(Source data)
* Begin *
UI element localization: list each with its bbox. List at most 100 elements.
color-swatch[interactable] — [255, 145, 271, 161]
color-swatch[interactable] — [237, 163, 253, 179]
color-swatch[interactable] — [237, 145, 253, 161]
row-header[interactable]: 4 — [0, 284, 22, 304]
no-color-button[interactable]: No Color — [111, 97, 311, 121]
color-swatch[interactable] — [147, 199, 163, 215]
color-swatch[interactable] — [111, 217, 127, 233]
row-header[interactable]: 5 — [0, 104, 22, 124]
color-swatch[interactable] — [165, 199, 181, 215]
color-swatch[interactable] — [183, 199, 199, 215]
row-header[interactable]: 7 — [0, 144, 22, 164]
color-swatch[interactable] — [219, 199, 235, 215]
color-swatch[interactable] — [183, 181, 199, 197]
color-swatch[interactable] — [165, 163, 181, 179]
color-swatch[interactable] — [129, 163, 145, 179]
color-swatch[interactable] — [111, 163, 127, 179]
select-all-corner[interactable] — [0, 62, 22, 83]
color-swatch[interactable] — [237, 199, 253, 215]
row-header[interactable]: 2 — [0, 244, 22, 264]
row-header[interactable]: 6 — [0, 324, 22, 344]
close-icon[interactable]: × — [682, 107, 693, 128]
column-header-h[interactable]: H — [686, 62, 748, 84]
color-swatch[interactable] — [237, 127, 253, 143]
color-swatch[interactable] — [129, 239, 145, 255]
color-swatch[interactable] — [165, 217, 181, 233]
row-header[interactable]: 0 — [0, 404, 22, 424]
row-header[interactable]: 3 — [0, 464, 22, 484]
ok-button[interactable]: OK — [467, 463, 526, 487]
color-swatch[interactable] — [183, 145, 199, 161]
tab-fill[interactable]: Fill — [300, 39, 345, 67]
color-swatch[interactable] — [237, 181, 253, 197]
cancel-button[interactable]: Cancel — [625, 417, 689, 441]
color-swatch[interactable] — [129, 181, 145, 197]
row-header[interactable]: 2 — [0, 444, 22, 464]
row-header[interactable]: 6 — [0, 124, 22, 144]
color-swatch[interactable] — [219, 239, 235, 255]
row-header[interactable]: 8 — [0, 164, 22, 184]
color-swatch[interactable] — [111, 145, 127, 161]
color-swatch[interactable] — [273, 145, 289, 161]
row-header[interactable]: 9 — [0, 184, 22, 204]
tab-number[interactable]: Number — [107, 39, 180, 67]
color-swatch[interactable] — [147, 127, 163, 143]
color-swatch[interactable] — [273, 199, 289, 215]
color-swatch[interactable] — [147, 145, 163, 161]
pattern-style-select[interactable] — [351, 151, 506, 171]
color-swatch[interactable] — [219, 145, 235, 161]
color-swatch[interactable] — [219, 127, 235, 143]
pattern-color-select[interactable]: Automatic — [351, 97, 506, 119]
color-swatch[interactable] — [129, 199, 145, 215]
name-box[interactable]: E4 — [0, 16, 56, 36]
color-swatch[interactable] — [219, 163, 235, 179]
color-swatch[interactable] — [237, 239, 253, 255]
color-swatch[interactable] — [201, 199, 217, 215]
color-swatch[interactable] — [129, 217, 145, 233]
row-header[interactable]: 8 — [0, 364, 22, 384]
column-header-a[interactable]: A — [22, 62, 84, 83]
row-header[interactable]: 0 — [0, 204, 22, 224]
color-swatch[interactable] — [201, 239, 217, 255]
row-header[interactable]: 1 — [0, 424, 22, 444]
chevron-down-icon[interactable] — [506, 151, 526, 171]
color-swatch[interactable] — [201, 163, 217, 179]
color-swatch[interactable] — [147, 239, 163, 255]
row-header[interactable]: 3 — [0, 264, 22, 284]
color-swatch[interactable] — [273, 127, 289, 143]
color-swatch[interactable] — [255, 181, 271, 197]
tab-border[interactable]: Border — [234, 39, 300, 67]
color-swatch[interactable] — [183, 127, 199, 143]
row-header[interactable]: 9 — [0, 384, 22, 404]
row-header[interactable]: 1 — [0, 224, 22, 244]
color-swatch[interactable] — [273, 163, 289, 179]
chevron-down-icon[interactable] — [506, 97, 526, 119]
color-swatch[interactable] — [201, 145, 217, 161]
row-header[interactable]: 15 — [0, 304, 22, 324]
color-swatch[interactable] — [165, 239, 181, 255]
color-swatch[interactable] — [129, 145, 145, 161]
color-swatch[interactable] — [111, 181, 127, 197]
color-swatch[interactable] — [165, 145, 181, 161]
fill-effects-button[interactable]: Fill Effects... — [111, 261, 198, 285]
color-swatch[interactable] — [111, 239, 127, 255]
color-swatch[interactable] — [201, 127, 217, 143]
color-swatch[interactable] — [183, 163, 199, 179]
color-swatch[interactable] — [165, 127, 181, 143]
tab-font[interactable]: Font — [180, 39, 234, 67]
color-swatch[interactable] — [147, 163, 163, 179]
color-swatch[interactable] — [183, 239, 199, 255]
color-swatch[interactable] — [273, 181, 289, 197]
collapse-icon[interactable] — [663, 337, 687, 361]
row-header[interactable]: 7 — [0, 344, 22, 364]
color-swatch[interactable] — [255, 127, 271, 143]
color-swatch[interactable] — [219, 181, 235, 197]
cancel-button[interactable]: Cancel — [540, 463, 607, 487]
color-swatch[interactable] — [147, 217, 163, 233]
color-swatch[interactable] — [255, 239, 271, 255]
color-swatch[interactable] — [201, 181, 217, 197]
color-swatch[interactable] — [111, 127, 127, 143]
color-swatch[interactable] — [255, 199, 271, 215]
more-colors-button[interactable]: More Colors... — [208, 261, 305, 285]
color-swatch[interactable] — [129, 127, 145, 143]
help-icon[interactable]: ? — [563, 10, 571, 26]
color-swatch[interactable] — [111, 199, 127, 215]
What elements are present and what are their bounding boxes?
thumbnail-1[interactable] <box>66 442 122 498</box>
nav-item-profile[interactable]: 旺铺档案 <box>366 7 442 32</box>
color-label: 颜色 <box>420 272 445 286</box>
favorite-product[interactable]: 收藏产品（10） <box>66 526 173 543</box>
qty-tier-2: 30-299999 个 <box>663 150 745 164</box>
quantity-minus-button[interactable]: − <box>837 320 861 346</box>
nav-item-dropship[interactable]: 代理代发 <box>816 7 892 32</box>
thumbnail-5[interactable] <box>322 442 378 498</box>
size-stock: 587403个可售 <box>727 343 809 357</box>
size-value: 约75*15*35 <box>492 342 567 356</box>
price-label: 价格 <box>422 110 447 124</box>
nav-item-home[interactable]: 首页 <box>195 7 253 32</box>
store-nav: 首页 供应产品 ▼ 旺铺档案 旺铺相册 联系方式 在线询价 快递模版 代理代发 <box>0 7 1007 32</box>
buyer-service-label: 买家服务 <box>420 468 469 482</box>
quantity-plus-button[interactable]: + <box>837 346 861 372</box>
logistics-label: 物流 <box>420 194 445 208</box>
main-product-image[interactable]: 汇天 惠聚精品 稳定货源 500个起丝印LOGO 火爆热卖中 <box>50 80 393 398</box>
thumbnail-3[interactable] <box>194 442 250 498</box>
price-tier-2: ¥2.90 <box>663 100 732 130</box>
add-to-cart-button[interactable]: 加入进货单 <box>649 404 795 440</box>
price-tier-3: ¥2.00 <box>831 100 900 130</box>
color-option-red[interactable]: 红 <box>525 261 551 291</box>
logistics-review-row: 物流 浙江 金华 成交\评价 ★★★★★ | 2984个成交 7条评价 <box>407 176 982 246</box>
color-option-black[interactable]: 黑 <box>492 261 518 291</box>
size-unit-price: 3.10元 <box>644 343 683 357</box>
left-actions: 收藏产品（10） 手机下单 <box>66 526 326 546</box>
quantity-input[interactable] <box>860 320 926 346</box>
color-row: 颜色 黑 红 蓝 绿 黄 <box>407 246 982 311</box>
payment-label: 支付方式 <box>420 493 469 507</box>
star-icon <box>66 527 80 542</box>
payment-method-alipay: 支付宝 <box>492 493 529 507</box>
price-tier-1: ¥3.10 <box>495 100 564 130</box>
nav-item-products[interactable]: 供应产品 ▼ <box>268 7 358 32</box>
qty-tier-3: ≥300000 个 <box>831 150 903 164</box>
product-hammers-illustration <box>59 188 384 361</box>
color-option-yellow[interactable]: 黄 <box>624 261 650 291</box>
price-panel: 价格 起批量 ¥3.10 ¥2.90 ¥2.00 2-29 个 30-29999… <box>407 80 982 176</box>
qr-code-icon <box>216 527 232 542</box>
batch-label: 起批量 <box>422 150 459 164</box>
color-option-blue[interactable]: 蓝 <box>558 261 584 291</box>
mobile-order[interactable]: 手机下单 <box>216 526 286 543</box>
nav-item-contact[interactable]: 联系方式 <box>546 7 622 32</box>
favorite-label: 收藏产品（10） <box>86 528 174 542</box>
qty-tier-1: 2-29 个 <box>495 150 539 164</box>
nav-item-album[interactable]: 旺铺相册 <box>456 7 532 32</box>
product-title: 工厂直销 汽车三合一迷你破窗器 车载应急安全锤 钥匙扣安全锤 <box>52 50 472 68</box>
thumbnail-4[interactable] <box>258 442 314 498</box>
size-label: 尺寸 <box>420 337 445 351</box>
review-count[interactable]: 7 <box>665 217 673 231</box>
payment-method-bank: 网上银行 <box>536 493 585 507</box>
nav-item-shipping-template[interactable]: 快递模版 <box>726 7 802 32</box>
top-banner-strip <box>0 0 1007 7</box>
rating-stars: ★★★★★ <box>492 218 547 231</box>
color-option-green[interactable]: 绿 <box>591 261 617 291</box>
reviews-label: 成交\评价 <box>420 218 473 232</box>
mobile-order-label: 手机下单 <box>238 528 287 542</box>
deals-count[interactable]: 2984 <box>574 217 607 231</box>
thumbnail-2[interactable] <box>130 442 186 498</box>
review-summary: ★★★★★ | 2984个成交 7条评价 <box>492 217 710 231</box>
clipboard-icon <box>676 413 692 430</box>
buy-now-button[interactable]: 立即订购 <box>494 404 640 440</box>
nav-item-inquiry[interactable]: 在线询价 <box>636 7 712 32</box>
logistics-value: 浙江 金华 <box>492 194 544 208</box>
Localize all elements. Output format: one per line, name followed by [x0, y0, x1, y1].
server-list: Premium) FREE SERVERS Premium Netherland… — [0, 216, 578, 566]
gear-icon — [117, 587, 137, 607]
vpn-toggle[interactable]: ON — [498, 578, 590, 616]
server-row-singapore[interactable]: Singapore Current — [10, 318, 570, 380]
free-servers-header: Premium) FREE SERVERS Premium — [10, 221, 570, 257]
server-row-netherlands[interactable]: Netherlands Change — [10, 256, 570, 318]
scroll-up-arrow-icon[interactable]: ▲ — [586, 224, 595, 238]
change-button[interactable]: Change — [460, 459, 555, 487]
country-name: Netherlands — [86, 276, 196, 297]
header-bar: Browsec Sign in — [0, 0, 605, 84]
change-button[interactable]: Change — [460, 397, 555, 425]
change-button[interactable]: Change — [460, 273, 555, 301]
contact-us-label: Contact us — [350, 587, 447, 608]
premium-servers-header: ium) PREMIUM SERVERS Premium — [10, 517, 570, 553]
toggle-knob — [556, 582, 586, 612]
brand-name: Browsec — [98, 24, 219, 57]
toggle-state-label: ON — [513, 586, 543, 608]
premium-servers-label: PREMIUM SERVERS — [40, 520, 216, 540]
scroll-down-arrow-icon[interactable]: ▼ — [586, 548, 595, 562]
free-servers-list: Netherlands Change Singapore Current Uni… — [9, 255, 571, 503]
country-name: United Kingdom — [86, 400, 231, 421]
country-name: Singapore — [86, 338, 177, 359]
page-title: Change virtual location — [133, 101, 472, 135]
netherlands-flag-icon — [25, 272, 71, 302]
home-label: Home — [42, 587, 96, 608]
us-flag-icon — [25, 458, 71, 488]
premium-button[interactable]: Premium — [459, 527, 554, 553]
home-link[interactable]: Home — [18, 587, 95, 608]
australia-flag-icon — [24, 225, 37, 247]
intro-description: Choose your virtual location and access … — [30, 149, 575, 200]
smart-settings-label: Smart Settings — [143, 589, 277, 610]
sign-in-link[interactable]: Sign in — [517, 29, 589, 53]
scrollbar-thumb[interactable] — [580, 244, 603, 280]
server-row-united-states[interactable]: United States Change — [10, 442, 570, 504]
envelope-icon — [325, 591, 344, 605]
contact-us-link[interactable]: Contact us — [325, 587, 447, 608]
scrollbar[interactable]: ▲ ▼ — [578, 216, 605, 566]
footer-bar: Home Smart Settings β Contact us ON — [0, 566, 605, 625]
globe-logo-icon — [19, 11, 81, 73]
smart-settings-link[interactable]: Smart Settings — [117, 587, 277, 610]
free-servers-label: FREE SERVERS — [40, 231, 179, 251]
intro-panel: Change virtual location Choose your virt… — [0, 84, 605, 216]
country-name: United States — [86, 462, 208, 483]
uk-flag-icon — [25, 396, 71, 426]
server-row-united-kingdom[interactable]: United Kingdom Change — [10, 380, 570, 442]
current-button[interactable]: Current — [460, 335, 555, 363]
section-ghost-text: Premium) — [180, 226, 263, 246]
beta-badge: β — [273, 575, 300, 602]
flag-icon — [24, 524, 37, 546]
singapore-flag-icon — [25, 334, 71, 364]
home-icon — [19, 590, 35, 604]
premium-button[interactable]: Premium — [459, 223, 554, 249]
* End *
◆ Task to carry out: Can you arrange the lines as a numbered list, starting with the first line and stopping after the line that contains "column-header-h[interactable]: H —", with both of those included and any blank lines left out?

◆ Answer:
1. UI element localization: list each with its bbox. List at most 100 elements.
2. color-swatch[interactable] — [255, 145, 271, 161]
3. color-swatch[interactable] — [237, 163, 253, 179]
4. color-swatch[interactable] — [237, 145, 253, 161]
5. row-header[interactable]: 4 — [0, 284, 22, 304]
6. no-color-button[interactable]: No Color — [111, 97, 311, 121]
7. color-swatch[interactable] — [147, 199, 163, 215]
8. color-swatch[interactable] — [111, 217, 127, 233]
9. row-header[interactable]: 5 — [0, 104, 22, 124]
10. color-swatch[interactable] — [165, 199, 181, 215]
11. color-swatch[interactable] — [183, 199, 199, 215]
12. row-header[interactable]: 7 — [0, 144, 22, 164]
13. color-swatch[interactable] — [219, 199, 235, 215]
14. color-swatch[interactable] — [183, 181, 199, 197]
15. color-swatch[interactable] — [165, 163, 181, 179]
16. color-swatch[interactable] — [129, 163, 145, 179]
17. color-swatch[interactable] — [111, 163, 127, 179]
18. select-all-corner[interactable] — [0, 62, 22, 83]
19. color-swatch[interactable] — [237, 199, 253, 215]
20. row-header[interactable]: 2 — [0, 244, 22, 264]
21. row-header[interactable]: 6 — [0, 324, 22, 344]
22. close-icon[interactable]: × — [682, 107, 693, 128]
23. column-header-h[interactable]: H — [686, 62, 748, 84]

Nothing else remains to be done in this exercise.